__YOUR TASK__.
Below are records to transcribe exactly, without their pictures.
-=-=-
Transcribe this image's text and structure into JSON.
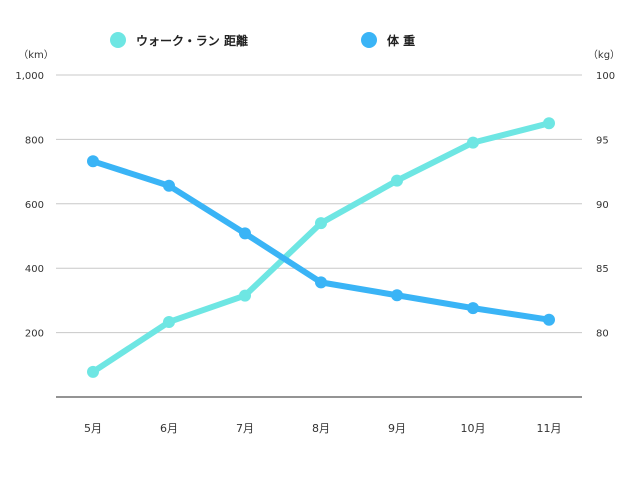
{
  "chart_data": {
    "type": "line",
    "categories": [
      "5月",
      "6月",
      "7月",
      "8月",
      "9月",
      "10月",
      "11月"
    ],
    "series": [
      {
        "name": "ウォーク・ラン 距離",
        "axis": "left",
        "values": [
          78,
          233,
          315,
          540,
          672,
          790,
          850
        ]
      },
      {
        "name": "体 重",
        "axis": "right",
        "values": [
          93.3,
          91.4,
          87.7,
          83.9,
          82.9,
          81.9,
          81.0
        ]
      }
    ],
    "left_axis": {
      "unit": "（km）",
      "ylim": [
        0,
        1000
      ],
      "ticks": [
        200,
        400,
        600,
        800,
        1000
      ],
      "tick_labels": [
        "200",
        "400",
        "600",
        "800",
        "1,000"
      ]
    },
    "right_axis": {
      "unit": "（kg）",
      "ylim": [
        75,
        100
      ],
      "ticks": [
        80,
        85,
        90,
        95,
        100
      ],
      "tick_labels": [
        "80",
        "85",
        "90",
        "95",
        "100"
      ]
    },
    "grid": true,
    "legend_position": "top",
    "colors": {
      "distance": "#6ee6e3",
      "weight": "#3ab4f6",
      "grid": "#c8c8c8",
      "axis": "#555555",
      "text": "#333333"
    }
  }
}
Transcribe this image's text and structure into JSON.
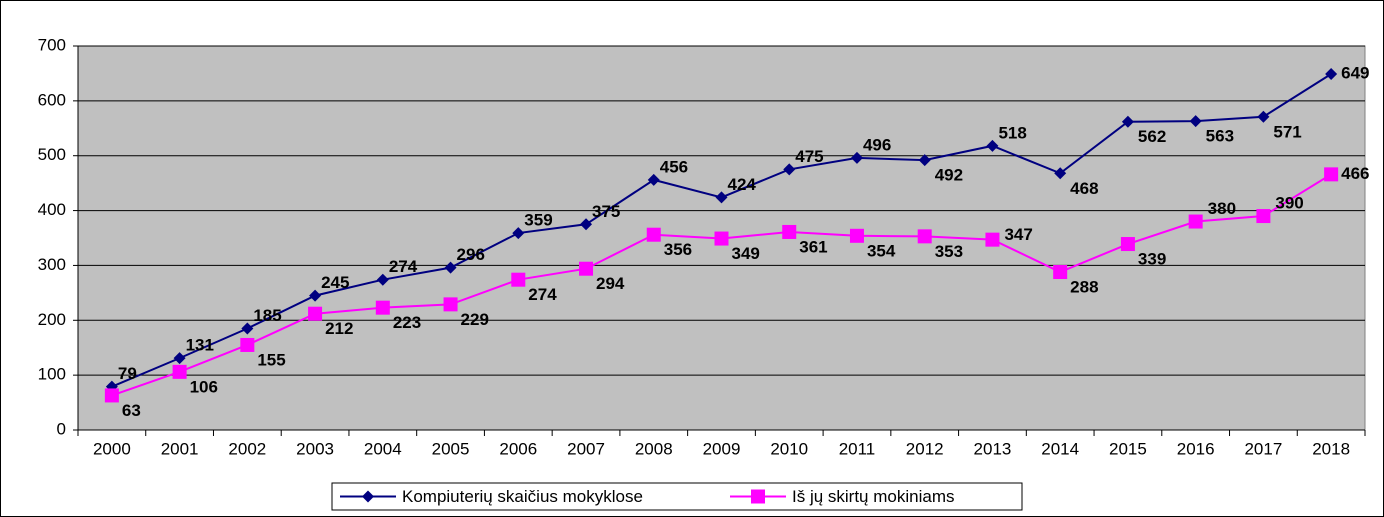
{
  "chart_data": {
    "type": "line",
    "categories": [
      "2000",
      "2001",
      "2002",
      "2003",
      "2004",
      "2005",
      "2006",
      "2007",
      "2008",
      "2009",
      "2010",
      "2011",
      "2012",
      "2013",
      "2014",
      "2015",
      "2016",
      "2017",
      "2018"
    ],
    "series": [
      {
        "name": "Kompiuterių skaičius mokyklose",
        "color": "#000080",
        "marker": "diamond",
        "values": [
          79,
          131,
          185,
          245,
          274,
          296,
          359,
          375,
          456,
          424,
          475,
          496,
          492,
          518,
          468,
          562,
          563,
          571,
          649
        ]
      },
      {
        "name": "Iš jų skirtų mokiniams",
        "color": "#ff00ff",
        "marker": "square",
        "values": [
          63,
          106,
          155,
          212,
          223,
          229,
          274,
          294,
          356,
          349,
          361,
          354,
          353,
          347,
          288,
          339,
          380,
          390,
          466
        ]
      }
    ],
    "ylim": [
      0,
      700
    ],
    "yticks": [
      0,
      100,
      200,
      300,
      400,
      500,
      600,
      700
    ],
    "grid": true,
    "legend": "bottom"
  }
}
-=-=-
__EXPECTED OUTPUT__.
Transcribe this image's text and structure into JSON.
{
  "chart_data": {
    "type": "line",
    "categories": [
      "5月",
      "6月",
      "7月",
      "8月",
      "9月",
      "10月",
      "11月"
    ],
    "series": [
      {
        "name": "ウォーク・ラン 距離",
        "axis": "left",
        "values": [
          78,
          233,
          315,
          540,
          672,
          790,
          850
        ]
      },
      {
        "name": "体 重",
        "axis": "right",
        "values": [
          93.3,
          91.4,
          87.7,
          83.9,
          82.9,
          81.9,
          81.0
        ]
      }
    ],
    "left_axis": {
      "unit": "（km）",
      "ylim": [
        0,
        1000
      ],
      "ticks": [
        200,
        400,
        600,
        800,
        1000
      ],
      "tick_labels": [
        "200",
        "400",
        "600",
        "800",
        "1,000"
      ]
    },
    "right_axis": {
      "unit": "（kg）",
      "ylim": [
        75,
        100
      ],
      "ticks": [
        80,
        85,
        90,
        95,
        100
      ],
      "tick_labels": [
        "80",
        "85",
        "90",
        "95",
        "100"
      ]
    },
    "grid": true,
    "legend_position": "top",
    "colors": {
      "distance": "#6ee6e3",
      "weight": "#3ab4f6",
      "grid": "#c8c8c8",
      "axis": "#555555",
      "text": "#333333"
    }
  }
}
Transcribe this image's text and structure into JSON.
{
  "chart_data": {
    "type": "line",
    "categories": [
      "2000",
      "2001",
      "2002",
      "2003",
      "2004",
      "2005",
      "2006",
      "2007",
      "2008",
      "2009",
      "2010",
      "2011",
      "2012",
      "2013",
      "2014",
      "2015",
      "2016",
      "2017",
      "2018"
    ],
    "series": [
      {
        "name": "Kompiuterių skaičius mokyklose",
        "color": "#000080",
        "marker": "diamond",
        "values": [
          79,
          131,
          185,
          245,
          274,
          296,
          359,
          375,
          456,
          424,
          475,
          496,
          492,
          518,
          468,
          562,
          563,
          571,
          649
        ]
      },
      {
        "name": "Iš jų skirtų mokiniams",
        "color": "#ff00ff",
        "marker": "square",
        "values": [
          63,
          106,
          155,
          212,
          223,
          229,
          274,
          294,
          356,
          349,
          361,
          354,
          353,
          347,
          288,
          339,
          380,
          390,
          466
        ]
      }
    ],
    "ylim": [
      0,
      700
    ],
    "yticks": [
      0,
      100,
      200,
      300,
      400,
      500,
      600,
      700
    ],
    "grid": true,
    "legend": "bottom"
  }
}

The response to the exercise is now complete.